Excerpt from a dataset:
========
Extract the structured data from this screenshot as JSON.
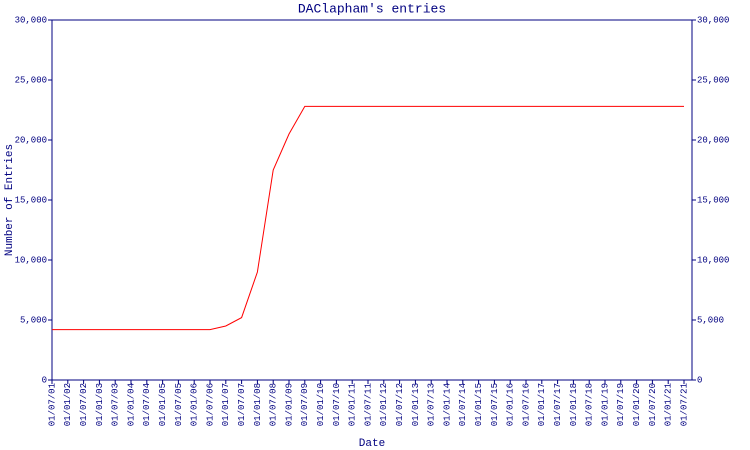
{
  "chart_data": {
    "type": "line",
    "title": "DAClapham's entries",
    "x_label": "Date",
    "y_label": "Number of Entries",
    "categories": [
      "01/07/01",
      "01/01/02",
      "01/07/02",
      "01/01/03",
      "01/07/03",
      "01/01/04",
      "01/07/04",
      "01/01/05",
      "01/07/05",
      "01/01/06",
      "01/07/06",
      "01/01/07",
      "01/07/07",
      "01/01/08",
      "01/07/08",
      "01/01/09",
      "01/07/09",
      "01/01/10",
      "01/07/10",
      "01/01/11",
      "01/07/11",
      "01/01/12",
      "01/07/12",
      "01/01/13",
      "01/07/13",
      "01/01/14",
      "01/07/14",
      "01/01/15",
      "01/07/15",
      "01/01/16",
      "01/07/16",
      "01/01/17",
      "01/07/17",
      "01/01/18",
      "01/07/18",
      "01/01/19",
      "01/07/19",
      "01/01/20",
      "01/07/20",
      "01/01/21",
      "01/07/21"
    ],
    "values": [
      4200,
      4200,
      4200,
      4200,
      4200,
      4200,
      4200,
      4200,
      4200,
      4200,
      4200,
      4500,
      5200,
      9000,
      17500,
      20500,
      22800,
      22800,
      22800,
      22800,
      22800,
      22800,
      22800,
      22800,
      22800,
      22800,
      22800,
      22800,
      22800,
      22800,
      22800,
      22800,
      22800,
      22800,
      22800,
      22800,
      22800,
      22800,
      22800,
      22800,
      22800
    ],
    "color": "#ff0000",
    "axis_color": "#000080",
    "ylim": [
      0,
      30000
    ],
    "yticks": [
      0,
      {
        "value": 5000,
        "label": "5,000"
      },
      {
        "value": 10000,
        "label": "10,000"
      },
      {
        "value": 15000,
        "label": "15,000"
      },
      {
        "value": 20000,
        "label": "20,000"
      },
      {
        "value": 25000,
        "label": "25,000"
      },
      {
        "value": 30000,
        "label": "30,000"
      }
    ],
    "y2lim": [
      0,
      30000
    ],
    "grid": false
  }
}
========
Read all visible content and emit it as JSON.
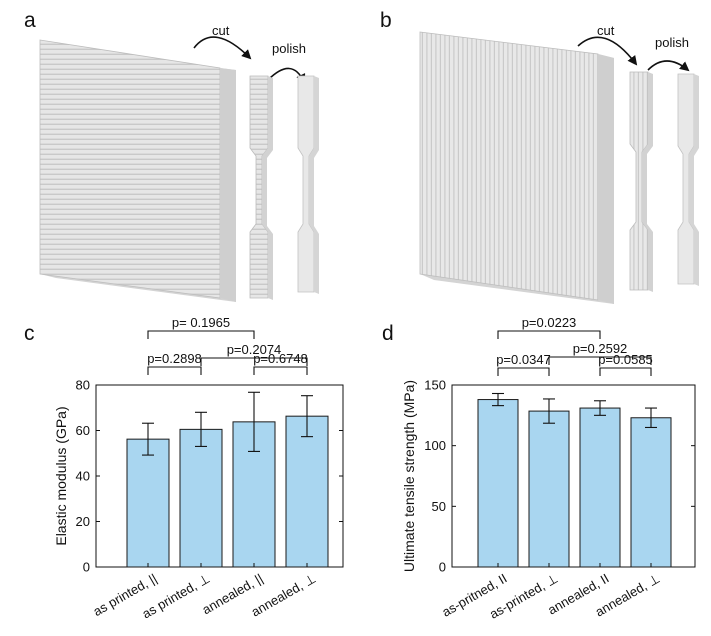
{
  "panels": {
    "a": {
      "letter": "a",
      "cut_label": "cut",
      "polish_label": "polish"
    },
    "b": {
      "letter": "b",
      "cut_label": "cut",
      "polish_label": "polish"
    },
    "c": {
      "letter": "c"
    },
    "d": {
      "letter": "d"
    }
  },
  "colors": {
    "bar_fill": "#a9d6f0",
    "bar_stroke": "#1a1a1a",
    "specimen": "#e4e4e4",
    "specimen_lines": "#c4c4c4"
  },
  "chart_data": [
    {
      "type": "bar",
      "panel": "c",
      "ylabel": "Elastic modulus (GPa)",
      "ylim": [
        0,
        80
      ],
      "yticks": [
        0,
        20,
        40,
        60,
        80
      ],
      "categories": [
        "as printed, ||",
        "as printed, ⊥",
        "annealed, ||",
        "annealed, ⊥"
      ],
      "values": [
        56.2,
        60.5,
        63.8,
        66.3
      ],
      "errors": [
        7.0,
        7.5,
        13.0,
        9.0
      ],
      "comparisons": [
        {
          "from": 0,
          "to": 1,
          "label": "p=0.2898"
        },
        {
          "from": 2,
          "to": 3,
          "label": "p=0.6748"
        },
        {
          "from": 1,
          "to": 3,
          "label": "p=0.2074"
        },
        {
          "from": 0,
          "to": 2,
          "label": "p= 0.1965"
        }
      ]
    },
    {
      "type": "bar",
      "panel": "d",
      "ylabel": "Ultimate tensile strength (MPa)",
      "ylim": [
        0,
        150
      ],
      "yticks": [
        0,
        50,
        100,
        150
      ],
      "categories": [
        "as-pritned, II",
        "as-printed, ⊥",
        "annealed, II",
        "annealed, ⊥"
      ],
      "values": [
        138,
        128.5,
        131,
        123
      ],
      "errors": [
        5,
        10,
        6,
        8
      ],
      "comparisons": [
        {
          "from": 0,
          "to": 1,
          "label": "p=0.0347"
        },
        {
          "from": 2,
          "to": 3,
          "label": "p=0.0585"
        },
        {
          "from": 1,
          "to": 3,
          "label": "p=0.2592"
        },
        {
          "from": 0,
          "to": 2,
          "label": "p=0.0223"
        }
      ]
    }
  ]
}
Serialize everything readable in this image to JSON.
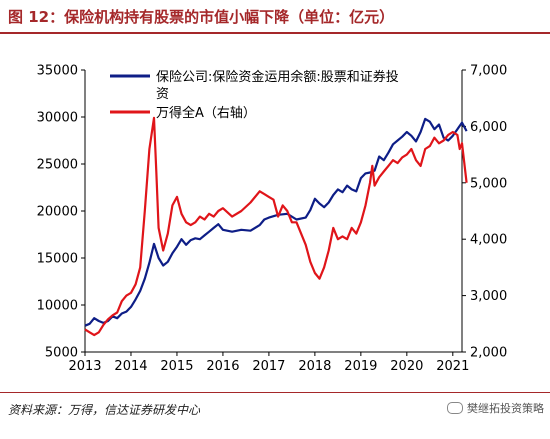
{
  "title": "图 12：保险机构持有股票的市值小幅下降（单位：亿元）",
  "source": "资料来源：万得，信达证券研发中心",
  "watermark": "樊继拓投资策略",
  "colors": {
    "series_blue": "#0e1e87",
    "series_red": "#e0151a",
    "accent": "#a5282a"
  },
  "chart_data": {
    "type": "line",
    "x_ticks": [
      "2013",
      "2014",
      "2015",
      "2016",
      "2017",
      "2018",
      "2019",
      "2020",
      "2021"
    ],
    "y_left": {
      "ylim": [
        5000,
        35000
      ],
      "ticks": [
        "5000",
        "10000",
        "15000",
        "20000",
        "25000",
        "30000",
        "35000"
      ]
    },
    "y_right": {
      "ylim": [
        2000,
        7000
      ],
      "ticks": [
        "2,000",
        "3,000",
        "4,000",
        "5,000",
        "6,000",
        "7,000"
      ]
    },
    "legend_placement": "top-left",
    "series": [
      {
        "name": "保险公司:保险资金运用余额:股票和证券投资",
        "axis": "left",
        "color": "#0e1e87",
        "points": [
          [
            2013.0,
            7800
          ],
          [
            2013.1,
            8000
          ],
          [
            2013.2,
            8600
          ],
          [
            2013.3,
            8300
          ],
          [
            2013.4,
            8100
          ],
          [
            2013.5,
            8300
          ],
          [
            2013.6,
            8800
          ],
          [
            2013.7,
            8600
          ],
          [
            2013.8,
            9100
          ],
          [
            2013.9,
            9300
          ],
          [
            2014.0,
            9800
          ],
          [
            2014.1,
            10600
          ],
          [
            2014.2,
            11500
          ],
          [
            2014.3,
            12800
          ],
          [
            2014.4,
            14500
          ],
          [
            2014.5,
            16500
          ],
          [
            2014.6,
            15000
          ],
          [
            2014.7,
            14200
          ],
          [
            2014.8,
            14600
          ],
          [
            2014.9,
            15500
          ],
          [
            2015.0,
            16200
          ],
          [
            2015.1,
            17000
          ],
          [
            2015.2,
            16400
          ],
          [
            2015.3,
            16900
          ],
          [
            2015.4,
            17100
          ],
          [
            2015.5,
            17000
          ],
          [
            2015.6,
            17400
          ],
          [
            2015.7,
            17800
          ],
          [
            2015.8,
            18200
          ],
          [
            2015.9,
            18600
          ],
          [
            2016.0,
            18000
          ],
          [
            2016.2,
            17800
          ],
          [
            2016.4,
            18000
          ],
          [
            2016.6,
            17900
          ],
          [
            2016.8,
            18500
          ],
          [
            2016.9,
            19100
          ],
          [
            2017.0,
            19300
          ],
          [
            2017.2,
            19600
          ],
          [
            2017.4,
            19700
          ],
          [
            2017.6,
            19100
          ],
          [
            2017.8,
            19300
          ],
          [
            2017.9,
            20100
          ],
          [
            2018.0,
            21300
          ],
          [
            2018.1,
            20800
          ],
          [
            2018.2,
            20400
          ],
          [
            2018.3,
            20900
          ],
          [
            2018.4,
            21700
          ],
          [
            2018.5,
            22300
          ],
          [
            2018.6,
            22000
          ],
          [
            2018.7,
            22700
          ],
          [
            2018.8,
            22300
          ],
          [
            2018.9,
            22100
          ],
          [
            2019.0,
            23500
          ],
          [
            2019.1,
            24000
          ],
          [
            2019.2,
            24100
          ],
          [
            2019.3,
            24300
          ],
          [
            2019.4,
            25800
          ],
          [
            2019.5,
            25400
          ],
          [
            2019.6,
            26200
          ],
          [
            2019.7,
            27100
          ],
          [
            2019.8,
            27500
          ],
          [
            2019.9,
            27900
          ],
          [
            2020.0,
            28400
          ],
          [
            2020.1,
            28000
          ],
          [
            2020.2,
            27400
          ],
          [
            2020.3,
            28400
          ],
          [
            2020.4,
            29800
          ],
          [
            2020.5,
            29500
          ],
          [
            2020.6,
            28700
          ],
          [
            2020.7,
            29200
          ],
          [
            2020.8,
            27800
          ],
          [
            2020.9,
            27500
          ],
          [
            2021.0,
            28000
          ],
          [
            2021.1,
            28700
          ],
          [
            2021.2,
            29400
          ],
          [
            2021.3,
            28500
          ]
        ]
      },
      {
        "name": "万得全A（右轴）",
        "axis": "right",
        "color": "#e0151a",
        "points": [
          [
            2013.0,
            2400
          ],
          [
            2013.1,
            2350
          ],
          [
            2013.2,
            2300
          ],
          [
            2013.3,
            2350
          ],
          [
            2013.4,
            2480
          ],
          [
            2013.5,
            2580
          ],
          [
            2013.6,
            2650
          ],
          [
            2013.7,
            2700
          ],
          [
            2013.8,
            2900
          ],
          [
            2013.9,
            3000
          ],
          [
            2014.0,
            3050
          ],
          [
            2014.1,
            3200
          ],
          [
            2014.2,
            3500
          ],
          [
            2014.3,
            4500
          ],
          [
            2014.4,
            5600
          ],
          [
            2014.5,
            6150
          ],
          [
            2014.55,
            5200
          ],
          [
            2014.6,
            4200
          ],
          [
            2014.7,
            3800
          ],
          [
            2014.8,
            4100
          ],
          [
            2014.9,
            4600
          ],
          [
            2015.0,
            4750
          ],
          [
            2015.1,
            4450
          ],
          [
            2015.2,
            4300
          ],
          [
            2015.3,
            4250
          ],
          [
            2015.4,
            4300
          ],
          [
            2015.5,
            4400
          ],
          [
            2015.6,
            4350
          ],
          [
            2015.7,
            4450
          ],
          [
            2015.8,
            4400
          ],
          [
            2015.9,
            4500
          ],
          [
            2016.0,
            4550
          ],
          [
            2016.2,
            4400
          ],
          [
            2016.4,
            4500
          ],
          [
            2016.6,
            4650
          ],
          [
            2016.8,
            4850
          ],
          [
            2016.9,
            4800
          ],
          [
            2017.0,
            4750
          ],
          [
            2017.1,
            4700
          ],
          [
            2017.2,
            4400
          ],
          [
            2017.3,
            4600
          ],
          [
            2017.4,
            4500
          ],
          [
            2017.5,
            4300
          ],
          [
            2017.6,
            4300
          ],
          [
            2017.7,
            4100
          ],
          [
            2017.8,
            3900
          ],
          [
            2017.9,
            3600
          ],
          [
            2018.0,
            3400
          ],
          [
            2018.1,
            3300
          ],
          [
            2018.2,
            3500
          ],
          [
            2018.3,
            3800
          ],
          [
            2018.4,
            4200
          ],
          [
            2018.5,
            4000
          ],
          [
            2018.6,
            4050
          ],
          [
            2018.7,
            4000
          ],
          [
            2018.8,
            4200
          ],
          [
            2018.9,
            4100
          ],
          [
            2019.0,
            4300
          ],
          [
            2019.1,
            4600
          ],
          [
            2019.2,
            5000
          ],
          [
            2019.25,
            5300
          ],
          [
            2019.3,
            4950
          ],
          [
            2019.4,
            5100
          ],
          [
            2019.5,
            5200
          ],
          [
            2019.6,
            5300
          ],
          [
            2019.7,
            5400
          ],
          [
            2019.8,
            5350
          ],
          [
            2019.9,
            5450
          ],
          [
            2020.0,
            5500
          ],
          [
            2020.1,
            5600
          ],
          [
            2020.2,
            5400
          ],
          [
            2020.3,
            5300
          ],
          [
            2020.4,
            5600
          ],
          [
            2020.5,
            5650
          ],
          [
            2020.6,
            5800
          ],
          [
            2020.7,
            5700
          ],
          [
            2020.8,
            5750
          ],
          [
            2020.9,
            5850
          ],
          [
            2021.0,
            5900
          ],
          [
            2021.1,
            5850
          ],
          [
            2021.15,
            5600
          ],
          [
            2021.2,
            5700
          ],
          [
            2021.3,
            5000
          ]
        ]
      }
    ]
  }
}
========
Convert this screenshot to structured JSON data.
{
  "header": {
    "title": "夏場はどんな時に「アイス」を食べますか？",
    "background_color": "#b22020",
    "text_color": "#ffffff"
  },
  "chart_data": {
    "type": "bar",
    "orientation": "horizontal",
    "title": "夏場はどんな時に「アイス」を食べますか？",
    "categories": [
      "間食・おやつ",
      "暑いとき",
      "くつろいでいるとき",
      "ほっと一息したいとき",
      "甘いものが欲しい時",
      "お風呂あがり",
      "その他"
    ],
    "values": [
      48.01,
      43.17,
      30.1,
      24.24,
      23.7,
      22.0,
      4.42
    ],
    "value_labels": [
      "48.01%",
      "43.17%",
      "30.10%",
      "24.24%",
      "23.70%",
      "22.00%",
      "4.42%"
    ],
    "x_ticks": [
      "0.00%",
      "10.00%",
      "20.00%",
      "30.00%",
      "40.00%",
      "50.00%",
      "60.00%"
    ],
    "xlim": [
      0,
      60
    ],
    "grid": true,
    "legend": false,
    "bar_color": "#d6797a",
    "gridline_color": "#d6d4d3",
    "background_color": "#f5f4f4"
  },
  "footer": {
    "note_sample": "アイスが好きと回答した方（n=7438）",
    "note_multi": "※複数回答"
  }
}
========
§ Instruction
Where a line above contains the word "JSON", copy that line.

§ Exercise output
Extract the structured data from this screenshot as JSON.
Read all visible content and emit it as JSON.
Serialize everything readable in this image to JSON.
Convert this screenshot to structured JSON data.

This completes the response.